§ LISTING
-- begin --
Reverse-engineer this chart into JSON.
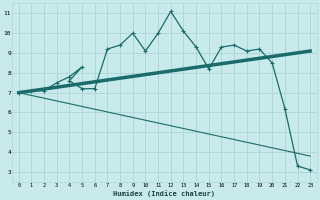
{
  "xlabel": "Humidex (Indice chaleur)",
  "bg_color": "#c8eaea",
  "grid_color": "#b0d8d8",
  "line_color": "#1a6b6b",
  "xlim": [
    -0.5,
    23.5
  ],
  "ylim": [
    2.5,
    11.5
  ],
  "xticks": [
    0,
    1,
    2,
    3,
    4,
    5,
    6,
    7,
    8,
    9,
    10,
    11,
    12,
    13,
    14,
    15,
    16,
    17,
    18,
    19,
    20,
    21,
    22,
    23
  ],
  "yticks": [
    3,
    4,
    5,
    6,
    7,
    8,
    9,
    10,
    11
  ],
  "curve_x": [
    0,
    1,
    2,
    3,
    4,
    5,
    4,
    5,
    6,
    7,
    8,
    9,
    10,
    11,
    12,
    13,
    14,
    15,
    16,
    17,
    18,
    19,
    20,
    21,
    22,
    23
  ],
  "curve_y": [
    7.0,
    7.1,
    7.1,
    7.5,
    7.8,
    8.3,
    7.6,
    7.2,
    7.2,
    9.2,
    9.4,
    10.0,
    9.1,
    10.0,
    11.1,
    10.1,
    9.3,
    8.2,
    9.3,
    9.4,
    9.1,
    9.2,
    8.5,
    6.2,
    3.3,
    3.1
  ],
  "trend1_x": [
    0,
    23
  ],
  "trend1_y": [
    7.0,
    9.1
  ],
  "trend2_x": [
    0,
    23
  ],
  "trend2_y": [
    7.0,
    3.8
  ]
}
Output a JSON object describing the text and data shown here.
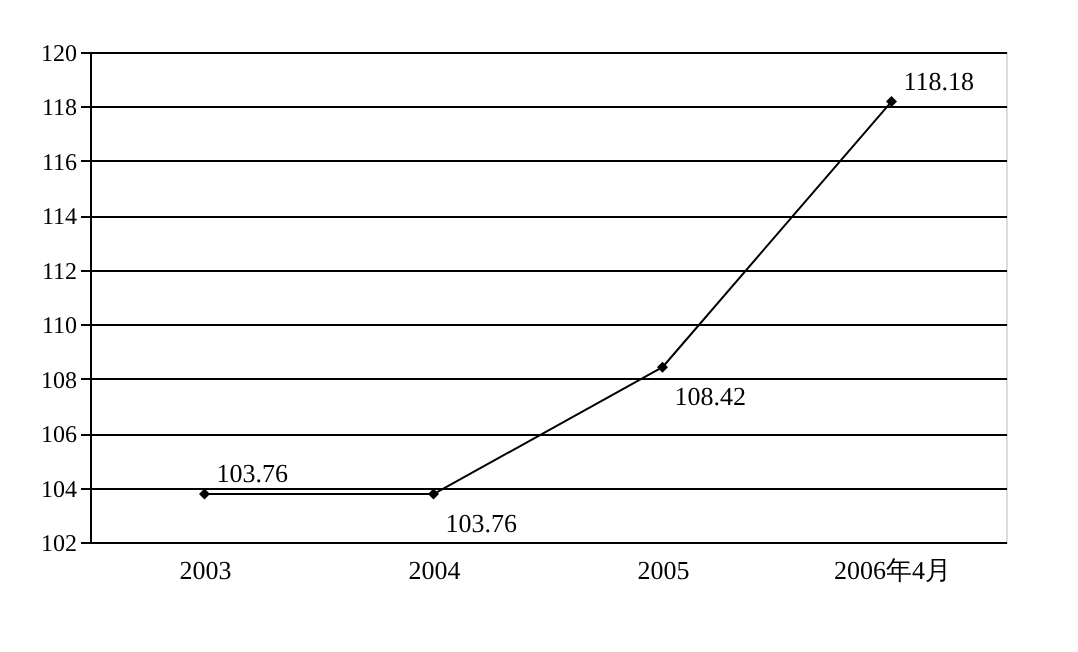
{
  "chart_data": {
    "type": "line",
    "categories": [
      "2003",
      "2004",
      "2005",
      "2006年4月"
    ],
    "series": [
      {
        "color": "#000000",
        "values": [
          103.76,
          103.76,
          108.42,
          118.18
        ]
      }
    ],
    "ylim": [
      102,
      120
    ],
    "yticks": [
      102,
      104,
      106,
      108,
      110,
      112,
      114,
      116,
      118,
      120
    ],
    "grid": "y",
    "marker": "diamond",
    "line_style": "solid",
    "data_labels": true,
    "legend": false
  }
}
-- end --
Select every line of the records holding the string "JSON".

§ EXERCISE ANSWER
Reverse-engineer this chart into JSON.
Output a JSON object describing the text and data shown here.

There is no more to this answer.